Written instruction:
Could you print every record below exactly as it appears?

Given data:
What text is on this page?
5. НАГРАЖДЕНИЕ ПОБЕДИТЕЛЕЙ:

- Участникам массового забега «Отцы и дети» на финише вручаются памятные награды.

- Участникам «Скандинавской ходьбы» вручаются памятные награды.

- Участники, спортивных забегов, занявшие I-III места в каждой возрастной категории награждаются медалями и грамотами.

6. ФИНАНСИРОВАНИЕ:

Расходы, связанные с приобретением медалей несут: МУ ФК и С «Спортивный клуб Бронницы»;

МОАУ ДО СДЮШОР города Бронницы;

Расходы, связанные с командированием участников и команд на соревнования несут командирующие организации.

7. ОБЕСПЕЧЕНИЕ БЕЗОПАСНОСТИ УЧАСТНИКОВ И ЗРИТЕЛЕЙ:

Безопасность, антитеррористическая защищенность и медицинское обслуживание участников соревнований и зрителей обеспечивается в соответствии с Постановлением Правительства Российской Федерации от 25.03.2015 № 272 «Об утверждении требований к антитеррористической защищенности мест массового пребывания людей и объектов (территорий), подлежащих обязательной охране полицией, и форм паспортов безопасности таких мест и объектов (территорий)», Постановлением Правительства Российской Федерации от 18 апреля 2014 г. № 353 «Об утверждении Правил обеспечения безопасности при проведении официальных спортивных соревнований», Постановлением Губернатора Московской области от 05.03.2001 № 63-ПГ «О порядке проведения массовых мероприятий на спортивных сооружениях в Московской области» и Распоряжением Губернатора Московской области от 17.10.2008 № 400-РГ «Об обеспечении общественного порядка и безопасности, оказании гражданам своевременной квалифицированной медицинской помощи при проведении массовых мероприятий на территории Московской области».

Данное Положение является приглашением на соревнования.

Written solution:
What text is on this page?
5. НАГРАЖДЕНИЕ ПОБЕДИТЕЛЕЙ:

- Участникам массового забега «Отцы и дети» на финише вручаются памятные награды.

- Участникам «Скандинавской ходьбы» вручаются памятные награды.

- Участники, спортивных забегов, занявшие I-III места в каждой возрастной категории награждаются медалями и грамотами.

6. ФИНАНСИРОВАНИЕ:

Расходы, связанные с приобретением медалей несут: МУ ФК и С «Спортивный клуб Бронницы»;

МОАУ ДО СДЮШОР города Бронницы;

Расходы, связанные с командированием участников и команд на соревнования несут командирующие организации.

7. ОБЕСПЕЧЕНИЕ БЕЗОПАСНОСТИ УЧАСТНИКОВ И ЗРИТЕЛЕЙ:

Безопасность, антитеррористическая защищенность и медицинское обслуживание участников соревнований и зрителей обеспечивается в соответствии с Постановлением Правительства Российской Федерации от 25.03.2015 № 272 «Об утверждении требований к антитеррористической защищенности мест массового пребывания людей и объектов (территорий), подлежащих обязательной охране полицией, и форм паспортов безопасности таких мест и объектов (территорий)», Постановлением Правительства Российской Федерации от 18 апреля 2014 г. № 353 «Об утверждении Правил обеспечения безопасности при проведении официальных спортивных соревнований», Постановлением Губернатора Московской области от 05.03.2001 № 63-ПГ «О порядке проведения массовых мероприятий на спортивных сооружениях в Московской области» и Распоряжением Губернатора Московской области от 17.10.2008 № 400-РГ «Об обеспечении общественного порядка и безопасности, оказании гражданам своевременной квалифицированной медицинской помощи при проведении массовых мероприятий на территории Московской области».

Данное Положение является приглашением на соревнования.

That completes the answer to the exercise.